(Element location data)
=-=-=-=-=
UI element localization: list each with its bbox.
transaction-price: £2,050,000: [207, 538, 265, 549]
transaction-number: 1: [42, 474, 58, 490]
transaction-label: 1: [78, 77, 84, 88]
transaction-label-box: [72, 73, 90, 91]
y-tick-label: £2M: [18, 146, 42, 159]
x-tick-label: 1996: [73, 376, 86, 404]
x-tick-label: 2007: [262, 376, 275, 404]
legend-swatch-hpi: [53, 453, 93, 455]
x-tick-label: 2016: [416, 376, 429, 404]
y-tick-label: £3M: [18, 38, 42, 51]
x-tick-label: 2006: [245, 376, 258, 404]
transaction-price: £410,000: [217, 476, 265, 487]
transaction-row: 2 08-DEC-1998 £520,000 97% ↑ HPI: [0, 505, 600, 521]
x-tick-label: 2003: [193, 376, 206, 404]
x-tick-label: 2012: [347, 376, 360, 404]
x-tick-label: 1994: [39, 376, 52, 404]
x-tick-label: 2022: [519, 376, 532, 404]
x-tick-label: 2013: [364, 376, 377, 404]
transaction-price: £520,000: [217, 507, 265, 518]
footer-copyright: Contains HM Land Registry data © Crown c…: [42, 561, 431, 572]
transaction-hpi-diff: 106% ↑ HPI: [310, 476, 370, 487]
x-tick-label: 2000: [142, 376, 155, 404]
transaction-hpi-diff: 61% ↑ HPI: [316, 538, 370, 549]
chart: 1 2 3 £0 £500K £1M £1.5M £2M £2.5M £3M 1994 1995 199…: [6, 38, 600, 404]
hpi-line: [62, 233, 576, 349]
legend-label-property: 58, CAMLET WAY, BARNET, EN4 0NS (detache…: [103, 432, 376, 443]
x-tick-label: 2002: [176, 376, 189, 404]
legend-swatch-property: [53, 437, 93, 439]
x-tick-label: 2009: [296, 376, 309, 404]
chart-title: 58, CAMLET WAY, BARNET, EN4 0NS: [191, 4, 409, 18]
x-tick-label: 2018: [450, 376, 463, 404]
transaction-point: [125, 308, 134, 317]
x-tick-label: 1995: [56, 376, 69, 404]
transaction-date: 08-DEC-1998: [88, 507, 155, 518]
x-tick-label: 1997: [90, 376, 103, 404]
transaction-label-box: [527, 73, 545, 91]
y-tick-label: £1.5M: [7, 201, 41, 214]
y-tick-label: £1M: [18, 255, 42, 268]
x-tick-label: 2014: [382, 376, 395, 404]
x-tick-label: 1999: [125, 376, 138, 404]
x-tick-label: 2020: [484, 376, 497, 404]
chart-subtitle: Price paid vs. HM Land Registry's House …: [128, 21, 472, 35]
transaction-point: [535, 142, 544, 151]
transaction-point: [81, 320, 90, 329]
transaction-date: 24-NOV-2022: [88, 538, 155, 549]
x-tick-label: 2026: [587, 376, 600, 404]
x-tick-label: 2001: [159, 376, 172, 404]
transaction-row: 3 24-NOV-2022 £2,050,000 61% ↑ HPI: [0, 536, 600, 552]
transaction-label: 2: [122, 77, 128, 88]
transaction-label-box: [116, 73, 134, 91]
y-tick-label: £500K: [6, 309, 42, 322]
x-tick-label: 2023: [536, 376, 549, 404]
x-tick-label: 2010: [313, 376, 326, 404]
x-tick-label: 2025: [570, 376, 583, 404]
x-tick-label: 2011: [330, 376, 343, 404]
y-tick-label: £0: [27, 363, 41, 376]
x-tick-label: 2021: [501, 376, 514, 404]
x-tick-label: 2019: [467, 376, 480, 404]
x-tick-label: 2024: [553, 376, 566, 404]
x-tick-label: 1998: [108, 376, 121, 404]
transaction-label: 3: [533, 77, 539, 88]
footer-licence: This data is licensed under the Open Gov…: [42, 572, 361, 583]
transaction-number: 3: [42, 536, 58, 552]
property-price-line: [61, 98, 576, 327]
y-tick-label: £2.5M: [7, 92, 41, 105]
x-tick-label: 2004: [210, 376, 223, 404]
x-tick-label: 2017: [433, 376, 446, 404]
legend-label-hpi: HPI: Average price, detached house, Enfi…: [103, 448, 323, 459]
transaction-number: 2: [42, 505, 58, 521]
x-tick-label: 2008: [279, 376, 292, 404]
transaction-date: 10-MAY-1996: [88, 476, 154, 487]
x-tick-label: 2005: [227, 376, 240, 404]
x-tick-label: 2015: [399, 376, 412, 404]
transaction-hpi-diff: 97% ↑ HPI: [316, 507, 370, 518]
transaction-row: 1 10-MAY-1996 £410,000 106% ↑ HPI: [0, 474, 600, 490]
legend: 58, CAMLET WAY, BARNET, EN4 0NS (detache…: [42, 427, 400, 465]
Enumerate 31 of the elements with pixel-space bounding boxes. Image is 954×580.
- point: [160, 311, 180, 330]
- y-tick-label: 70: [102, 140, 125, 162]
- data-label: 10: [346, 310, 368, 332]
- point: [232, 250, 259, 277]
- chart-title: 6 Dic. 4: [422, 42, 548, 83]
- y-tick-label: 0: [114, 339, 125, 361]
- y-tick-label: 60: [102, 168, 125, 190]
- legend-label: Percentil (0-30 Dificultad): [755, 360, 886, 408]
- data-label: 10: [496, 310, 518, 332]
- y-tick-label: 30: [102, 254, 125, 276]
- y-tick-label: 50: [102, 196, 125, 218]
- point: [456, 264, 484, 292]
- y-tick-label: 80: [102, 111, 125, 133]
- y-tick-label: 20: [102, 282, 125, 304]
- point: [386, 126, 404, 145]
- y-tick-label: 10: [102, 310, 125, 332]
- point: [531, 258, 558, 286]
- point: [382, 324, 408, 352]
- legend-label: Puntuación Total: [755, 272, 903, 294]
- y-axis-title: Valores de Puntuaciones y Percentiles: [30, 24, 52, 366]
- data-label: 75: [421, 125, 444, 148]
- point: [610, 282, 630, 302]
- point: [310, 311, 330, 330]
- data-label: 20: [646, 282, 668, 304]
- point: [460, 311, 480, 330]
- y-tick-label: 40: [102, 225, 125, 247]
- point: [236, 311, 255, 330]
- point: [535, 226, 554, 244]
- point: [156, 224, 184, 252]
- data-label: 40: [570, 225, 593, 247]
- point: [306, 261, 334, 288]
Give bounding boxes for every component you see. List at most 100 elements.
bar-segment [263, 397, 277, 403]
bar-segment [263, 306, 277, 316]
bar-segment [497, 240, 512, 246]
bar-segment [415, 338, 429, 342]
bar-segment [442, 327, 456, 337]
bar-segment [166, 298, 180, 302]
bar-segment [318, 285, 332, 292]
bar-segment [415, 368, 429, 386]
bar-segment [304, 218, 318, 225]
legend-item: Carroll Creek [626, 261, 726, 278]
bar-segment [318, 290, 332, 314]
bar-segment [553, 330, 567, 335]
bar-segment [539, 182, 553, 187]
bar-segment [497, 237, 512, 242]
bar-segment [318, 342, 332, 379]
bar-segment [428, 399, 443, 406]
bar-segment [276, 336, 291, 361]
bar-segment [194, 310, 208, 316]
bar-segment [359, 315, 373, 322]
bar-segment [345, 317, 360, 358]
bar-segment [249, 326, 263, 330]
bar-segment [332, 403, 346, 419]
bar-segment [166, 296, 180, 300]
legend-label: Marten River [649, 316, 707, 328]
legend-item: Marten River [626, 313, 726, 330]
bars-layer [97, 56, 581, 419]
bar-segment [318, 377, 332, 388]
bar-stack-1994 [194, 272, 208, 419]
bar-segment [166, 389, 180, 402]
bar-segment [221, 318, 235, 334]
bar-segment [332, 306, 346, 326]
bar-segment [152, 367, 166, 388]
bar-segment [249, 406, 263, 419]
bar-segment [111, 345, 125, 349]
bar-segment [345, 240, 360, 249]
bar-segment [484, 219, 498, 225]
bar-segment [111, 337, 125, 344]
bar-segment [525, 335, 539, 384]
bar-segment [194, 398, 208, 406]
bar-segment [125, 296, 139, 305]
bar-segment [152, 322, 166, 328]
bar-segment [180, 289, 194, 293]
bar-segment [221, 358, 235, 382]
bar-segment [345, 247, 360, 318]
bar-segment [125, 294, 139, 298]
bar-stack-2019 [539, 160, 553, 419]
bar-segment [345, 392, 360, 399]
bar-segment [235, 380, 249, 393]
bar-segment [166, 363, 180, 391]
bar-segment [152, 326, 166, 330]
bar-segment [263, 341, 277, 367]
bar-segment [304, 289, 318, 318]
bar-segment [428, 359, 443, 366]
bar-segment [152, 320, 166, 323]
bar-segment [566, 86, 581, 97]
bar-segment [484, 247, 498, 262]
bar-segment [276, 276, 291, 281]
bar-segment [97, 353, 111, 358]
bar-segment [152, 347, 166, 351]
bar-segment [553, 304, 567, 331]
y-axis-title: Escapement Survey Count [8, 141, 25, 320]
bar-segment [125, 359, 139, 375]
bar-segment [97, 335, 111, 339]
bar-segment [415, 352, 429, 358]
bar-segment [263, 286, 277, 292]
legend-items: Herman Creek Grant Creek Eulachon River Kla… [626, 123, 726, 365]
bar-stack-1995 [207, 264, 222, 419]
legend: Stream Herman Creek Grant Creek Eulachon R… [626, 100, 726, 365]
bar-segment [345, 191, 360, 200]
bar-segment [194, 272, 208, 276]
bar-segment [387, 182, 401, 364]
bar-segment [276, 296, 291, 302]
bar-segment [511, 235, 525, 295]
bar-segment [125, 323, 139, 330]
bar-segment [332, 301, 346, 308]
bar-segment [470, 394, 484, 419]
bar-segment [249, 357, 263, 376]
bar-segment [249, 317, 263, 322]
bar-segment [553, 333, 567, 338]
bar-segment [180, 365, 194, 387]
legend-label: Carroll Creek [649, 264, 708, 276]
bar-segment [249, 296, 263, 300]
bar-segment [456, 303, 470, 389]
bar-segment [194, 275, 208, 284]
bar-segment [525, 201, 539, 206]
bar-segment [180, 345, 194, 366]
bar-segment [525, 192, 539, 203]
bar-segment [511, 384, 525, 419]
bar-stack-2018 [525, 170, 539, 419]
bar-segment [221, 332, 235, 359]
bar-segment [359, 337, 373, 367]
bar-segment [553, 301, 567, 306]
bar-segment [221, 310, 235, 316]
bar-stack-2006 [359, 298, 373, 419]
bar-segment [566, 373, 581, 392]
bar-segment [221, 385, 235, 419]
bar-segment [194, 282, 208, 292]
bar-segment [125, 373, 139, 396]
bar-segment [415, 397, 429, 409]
=-=-=-=-=
SET PROBLEM: Copy the material word for word, from its first line through the line containing "y-tick-label: £2M: [18, 146, 42, 159]", with both of those lines included.

THE COMPLETED TASK:
UI element localization: list each with its bbox.
transaction-price: £2,050,000: [207, 538, 265, 549]
transaction-number: 1: [42, 474, 58, 490]
transaction-label: 1: [78, 77, 84, 88]
transaction-label-box: [72, 73, 90, 91]
y-tick-label: £2M: [18, 146, 42, 159]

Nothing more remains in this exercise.